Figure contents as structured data
━━━━━━━━━━━━━━━━

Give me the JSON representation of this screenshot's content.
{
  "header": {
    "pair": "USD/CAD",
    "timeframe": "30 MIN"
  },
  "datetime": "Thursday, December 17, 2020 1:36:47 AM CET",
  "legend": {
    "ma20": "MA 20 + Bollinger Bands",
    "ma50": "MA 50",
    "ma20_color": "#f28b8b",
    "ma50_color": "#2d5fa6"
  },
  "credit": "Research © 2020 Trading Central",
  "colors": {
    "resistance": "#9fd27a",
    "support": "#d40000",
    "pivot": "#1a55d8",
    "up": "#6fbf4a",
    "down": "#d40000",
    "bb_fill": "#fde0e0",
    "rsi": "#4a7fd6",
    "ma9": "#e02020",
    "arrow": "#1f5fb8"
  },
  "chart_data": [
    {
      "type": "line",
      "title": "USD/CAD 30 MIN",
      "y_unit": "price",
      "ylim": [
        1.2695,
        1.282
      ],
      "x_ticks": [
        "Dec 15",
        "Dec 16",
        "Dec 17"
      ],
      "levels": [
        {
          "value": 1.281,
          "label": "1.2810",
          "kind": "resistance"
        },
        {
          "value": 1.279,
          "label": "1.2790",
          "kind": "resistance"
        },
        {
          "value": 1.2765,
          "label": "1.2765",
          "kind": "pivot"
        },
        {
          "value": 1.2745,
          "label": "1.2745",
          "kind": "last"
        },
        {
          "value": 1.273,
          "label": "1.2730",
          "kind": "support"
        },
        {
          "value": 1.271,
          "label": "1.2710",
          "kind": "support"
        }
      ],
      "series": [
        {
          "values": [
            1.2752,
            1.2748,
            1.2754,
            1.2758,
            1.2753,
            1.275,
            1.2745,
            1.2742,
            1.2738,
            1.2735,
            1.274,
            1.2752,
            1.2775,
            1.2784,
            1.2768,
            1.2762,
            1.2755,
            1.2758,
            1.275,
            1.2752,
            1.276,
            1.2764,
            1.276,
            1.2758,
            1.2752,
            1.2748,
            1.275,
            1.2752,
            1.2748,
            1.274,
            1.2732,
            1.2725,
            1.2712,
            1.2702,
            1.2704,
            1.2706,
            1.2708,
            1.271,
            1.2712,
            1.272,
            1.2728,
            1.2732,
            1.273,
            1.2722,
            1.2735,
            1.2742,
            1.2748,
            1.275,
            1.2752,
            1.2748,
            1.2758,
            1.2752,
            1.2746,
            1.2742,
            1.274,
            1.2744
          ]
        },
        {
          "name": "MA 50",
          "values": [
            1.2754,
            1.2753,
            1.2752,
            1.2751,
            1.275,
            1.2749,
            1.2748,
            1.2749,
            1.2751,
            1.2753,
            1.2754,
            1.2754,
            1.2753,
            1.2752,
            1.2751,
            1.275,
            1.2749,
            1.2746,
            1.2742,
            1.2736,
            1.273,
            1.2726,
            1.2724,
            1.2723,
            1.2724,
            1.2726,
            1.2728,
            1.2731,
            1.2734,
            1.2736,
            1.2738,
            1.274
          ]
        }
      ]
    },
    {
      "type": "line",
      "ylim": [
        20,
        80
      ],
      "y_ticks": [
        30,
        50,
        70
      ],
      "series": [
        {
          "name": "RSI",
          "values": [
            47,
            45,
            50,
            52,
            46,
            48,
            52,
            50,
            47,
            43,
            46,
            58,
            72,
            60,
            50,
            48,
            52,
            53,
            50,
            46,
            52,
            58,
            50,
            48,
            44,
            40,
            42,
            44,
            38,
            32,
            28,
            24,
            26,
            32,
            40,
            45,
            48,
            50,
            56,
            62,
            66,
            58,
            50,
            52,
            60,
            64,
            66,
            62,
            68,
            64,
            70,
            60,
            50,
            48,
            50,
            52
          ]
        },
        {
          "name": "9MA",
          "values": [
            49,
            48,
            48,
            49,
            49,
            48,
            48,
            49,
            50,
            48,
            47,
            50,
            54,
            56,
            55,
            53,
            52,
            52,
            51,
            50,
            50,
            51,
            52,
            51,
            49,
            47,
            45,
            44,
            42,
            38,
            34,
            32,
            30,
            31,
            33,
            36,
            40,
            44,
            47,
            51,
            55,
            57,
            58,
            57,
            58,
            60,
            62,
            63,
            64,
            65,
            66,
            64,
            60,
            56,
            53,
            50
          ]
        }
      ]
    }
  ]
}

━━━━━━━━━━━━━━━━

- EXERCISE DIRECTIONS
Make an exact copy of the listing, including every line.

- SOLUTION
Give me the JSON representation of this screenshot's content.
{
  "header": {
    "pair": "USD/CAD",
    "timeframe": "30 MIN"
  },
  "datetime": "Thursday, December 17, 2020 1:36:47 AM CET",
  "legend": {
    "ma20": "MA 20 + Bollinger Bands",
    "ma50": "MA 50",
    "ma20_color": "#f28b8b",
    "ma50_color": "#2d5fa6"
  },
  "credit": "Research © 2020 Trading Central",
  "colors": {
    "resistance": "#9fd27a",
    "support": "#d40000",
    "pivot": "#1a55d8",
    "up": "#6fbf4a",
    "down": "#d40000",
    "bb_fill": "#fde0e0",
    "rsi": "#4a7fd6",
    "ma9": "#e02020",
    "arrow": "#1f5fb8"
  },
  "chart_data": [
    {
      "type": "line",
      "title": "USD/CAD 30 MIN",
      "y_unit": "price",
      "ylim": [
        1.2695,
        1.282
      ],
      "x_ticks": [
        "Dec 15",
        "Dec 16",
        "Dec 17"
      ],
      "levels": [
        {
          "value": 1.281,
          "label": "1.2810",
          "kind": "resistance"
        },
        {
          "value": 1.279,
          "label": "1.2790",
          "kind": "resistance"
        },
        {
          "value": 1.2765,
          "label": "1.2765",
          "kind": "pivot"
        },
        {
          "value": 1.2745,
          "label": "1.2745",
          "kind": "last"
        },
        {
          "value": 1.273,
          "label": "1.2730",
          "kind": "support"
        },
        {
          "value": 1.271,
          "label": "1.2710",
          "kind": "support"
        }
      ],
      "series": [
        {
          "values": [
            1.2752,
            1.2748,
            1.2754,
            1.2758,
            1.2753,
            1.275,
            1.2745,
            1.2742,
            1.2738,
            1.2735,
            1.274,
            1.2752,
            1.2775,
            1.2784,
            1.2768,
            1.2762,
            1.2755,
            1.2758,
            1.275,
            1.2752,
            1.276,
            1.2764,
            1.276,
            1.2758,
            1.2752,
            1.2748,
            1.275,
            1.2752,
            1.2748,
            1.274,
            1.2732,
            1.2725,
            1.2712,
            1.2702,
            1.2704,
            1.2706,
            1.2708,
            1.271,
            1.2712,
            1.272,
            1.2728,
            1.2732,
            1.273,
            1.2722,
            1.2735,
            1.2742,
            1.2748,
            1.275,
            1.2752,
            1.2748,
            1.2758,
            1.2752,
            1.2746,
            1.2742,
            1.274,
            1.2744
          ]
        },
        {
          "name": "MA 50",
          "values": [
            1.2754,
            1.2753,
            1.2752,
            1.2751,
            1.275,
            1.2749,
            1.2748,
            1.2749,
            1.2751,
            1.2753,
            1.2754,
            1.2754,
            1.2753,
            1.2752,
            1.2751,
            1.275,
            1.2749,
            1.2746,
            1.2742,
            1.2736,
            1.273,
            1.2726,
            1.2724,
            1.2723,
            1.2724,
            1.2726,
            1.2728,
            1.2731,
            1.2734,
            1.2736,
            1.2738,
            1.274
          ]
        }
      ]
    },
    {
      "type": "line",
      "ylim": [
        20,
        80
      ],
      "y_ticks": [
        30,
        50,
        70
      ],
      "series": [
        {
          "name": "RSI",
          "values": [
            47,
            45,
            50,
            52,
            46,
            48,
            52,
            50,
            47,
            43,
            46,
            58,
            72,
            60,
            50,
            48,
            52,
            53,
            50,
            46,
            52,
            58,
            50,
            48,
            44,
            40,
            42,
            44,
            38,
            32,
            28,
            24,
            26,
            32,
            40,
            45,
            48,
            50,
            56,
            62,
            66,
            58,
            50,
            52,
            60,
            64,
            66,
            62,
            68,
            64,
            70,
            60,
            50,
            48,
            50,
            52
          ]
        },
        {
          "name": "9MA",
          "values": [
            49,
            48,
            48,
            49,
            49,
            48,
            48,
            49,
            50,
            48,
            47,
            50,
            54,
            56,
            55,
            53,
            52,
            52,
            51,
            50,
            50,
            51,
            52,
            51,
            49,
            47,
            45,
            44,
            42,
            38,
            34,
            32,
            30,
            31,
            33,
            36,
            40,
            44,
            47,
            51,
            55,
            57,
            58,
            57,
            58,
            60,
            62,
            63,
            64,
            65,
            66,
            64,
            60,
            56,
            53,
            50
          ]
        }
      ]
    }
  ]
}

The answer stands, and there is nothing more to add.